Records excerpted from a collection:
▬▬▬▬▬▬▬▬▬▬
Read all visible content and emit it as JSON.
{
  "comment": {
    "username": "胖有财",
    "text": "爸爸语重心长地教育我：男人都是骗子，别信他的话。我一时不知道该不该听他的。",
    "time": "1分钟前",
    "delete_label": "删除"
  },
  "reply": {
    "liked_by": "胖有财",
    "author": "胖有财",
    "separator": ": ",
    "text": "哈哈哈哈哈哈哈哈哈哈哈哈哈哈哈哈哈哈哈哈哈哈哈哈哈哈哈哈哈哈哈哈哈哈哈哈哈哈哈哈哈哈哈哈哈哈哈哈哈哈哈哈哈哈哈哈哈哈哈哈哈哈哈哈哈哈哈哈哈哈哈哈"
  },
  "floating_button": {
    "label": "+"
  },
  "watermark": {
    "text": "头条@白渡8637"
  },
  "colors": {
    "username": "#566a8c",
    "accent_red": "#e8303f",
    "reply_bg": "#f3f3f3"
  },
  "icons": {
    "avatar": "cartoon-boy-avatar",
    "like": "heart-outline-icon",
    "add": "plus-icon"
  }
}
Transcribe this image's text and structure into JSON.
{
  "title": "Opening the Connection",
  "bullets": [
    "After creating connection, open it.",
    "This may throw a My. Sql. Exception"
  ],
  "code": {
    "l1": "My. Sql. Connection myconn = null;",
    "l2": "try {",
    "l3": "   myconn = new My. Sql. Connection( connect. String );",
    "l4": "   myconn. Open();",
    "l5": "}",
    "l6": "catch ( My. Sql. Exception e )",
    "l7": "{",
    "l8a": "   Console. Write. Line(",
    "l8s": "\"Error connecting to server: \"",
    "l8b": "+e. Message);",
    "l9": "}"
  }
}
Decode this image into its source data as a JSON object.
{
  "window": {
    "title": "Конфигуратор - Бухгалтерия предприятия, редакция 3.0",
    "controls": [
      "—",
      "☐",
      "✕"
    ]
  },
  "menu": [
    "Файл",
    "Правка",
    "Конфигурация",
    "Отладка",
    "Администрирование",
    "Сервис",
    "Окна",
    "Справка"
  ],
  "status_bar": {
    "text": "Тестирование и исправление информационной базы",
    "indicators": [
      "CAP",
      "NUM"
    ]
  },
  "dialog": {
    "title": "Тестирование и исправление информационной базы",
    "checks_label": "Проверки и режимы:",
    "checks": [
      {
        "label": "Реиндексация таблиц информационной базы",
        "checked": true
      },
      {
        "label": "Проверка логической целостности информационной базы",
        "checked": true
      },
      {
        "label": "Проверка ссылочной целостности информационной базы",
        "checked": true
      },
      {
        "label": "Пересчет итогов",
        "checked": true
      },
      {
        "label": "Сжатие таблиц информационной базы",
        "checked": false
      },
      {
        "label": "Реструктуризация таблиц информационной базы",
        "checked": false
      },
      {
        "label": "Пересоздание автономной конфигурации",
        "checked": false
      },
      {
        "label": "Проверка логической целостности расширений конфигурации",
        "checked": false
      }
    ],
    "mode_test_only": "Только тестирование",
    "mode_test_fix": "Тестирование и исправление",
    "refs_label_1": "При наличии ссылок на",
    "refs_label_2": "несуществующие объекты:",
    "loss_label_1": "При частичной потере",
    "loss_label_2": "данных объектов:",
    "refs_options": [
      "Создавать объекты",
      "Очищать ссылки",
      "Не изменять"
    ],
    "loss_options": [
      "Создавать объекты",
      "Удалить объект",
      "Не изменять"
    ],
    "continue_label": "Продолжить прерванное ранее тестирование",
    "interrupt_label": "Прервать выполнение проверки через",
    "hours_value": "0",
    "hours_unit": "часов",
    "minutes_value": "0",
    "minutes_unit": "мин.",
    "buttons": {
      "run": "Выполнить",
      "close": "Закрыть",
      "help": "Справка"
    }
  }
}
▬▬▬▬▬▬▬▬▬▬
Aim:
What is the number of lines in the records that contain the string "исправление"? Give only that number.

Solution:
3